**DOCUMENT PASSAGE:**

Water Reservoir on Hradčanské Square

An air raid water reservoir, used for fighting fire during the war, was built in the middle of Hradčanské Square in 1944. This site is well documented thanks to archeological excavations carried out by the castle archeologist Ivan Borkovský, who made an important discovery while excavating the reservoir. He found the first Romanesque building constructed in the area west from the gates of today's castle, on the site of the former town of Hradčany. A one-room house made of ashlar masonry from the 12th–13th centuries was found in the place of the reservoir in its whole ground plan up to the height of 4 rows of ashlars. In this form it was transferred beneath Prague Castle, below the third courtyard, where it is found today, presented in its authentic form.The finding was published in 1988 by Jan Frolík, Archeologický výzkum na Hradčanském náměstí v r. 1944 / Archaeological excavations at Hradčanské náměstí (Hradčany square) in 1944. Castrum Pragense I, Praha, 1988, pp. 137–175. A second similar building was recorded by archeologists at Hradčany as recently as 2009, under the nearby pavement in front of Salmovský Palace.The discovery is documented in the archeological exhibition in Salmovský Palace (National Gallery in Prague).

While taking the picture of the reservoir, Sudek pointed his camera towards Salmovský Palace (no. 186/IV) on the southern side of the square. On the far right he captured a fragment of Schwarzenberg Palace (no. 185/IV), where the so-called Heeresmuseum Prag (Army Museum) was located in 1941–1945, its collections were mostly based on confiscations. However, the museum was never open to the public. There were also apartments for the employees of the office of the Reich's protector.Jiří Padevět, Průvodce protektorátní Prahou. Místa – události – lidé, Academia, Praha, 2013, p. 14.

**ENTRIES PROVIDED:**
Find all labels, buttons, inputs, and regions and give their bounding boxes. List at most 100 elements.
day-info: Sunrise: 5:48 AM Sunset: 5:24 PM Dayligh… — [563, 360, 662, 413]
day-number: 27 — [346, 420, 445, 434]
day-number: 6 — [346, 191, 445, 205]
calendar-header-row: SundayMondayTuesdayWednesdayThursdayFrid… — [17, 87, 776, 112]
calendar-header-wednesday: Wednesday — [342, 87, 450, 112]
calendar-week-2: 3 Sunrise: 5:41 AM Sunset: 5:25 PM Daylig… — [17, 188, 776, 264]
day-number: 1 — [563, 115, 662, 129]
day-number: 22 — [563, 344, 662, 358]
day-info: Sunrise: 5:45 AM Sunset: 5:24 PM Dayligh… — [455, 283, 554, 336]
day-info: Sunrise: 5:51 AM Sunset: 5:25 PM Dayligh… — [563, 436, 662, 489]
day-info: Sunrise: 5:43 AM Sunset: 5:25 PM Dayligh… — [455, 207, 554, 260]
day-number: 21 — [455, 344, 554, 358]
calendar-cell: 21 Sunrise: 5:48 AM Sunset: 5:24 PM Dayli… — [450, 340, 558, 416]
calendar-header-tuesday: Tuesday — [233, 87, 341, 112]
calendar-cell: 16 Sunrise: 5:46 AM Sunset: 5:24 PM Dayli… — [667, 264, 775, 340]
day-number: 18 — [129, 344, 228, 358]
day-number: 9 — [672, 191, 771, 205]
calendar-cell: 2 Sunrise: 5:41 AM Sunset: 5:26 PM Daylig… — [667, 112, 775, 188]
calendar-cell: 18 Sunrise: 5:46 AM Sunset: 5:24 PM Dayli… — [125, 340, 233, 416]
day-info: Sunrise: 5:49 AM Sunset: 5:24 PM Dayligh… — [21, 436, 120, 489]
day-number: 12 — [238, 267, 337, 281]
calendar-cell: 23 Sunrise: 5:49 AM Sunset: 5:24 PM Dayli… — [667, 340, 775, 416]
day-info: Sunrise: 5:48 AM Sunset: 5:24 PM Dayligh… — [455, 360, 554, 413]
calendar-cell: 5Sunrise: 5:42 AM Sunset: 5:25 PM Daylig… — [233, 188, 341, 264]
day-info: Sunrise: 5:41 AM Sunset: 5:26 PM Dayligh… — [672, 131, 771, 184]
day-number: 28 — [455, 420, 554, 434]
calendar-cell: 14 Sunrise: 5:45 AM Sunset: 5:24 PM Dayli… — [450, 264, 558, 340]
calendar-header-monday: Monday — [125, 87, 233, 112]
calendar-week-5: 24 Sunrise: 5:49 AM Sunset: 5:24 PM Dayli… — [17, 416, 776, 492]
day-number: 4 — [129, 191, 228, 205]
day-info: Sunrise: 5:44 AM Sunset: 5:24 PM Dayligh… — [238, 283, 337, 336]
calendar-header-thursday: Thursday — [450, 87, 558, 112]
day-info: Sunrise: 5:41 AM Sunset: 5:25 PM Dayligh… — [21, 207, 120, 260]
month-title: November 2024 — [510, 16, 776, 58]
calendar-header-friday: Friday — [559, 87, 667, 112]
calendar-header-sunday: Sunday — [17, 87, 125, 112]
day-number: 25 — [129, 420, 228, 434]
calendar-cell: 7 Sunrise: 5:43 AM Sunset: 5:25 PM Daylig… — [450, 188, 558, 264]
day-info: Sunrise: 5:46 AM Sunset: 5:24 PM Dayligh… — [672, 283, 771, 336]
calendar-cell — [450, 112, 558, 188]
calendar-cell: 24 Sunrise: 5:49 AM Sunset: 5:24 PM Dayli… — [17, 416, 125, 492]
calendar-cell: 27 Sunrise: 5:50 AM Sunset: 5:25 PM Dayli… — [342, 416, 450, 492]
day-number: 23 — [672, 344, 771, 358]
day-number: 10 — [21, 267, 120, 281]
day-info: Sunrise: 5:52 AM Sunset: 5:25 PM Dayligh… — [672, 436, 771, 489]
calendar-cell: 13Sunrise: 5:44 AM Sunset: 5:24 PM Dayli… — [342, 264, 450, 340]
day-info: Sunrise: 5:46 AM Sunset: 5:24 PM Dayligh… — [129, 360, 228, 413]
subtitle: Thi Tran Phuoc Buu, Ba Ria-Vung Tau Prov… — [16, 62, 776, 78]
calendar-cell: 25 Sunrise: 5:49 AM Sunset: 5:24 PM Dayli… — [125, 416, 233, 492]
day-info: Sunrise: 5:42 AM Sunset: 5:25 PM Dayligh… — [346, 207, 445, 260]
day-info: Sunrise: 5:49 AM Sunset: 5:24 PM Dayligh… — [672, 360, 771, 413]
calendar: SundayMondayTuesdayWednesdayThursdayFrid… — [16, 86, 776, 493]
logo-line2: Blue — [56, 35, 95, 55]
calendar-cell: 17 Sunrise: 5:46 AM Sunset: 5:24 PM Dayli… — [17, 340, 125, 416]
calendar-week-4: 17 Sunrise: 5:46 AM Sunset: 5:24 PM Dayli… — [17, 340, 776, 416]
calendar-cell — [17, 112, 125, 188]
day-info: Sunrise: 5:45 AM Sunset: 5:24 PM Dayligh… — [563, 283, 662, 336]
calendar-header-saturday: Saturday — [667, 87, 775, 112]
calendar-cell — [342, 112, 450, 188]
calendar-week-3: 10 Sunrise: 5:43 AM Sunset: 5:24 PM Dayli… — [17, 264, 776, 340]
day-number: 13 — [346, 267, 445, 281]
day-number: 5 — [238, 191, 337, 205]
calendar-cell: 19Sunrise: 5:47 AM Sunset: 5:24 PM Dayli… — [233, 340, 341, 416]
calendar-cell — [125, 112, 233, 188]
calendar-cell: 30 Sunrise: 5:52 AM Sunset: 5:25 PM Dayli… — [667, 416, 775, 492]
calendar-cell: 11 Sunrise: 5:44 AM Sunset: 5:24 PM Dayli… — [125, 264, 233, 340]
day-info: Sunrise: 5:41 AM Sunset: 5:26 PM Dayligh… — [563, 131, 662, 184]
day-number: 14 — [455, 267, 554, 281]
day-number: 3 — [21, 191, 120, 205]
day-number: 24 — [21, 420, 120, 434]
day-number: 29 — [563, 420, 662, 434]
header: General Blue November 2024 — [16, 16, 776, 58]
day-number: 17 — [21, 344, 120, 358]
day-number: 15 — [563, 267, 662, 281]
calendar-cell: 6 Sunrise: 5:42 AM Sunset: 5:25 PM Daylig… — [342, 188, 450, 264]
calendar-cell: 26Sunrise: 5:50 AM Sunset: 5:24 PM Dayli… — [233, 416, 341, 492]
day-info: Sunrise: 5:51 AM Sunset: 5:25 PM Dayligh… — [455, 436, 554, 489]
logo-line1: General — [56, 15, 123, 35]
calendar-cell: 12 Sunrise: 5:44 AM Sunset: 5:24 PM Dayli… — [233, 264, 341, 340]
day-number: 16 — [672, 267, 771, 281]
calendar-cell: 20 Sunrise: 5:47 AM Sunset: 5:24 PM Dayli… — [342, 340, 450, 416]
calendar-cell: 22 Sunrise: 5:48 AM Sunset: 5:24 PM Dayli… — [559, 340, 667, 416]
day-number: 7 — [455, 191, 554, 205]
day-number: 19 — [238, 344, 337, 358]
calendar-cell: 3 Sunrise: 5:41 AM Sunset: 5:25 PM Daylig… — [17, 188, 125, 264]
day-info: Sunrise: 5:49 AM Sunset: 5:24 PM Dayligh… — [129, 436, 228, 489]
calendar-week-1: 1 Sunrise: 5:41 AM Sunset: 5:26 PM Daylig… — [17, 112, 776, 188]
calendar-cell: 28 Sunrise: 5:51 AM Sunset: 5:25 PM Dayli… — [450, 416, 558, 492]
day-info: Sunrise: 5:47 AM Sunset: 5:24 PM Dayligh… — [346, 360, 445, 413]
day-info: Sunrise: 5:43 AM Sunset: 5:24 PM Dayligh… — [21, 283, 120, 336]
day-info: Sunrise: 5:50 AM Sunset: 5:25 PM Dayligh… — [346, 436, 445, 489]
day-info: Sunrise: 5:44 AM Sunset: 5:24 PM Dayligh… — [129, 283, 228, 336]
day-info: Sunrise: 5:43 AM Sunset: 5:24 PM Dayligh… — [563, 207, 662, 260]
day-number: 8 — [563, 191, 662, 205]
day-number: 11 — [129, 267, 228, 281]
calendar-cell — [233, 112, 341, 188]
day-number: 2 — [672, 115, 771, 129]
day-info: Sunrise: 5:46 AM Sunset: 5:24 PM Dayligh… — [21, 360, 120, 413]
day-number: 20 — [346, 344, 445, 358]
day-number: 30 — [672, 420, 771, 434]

**GOAL OF THE EXERCISE:**
In the passage on the Hradčanské Square reservoir, rewrite the part that opens with the words "While taking the" and closes with "2013, p. 14.", swapping "camera" for "lens". The lines that come before have nothing to do with this.

**RESULT FOR THIS TASK:**
While taking the picture of the reservoir, Sudek pointed his lens towards Salmovský Palace (no. 186/IV) on the southern side of the square. On the far right he captured a fragment of Schwarzenberg Palace (no. 185/IV), where the so-called Heeresmuseum Prag (Army Museum) was located in 1941–1945, its collections were mostly based on confiscations. However, the museum was never open to the public. There were also apartments for the employees of the office of the Reich's protector.Jiří Padevět, Průvodce protektorátní Prahou. Místa – události – lidé, Academia, Praha, 2013, p. 14.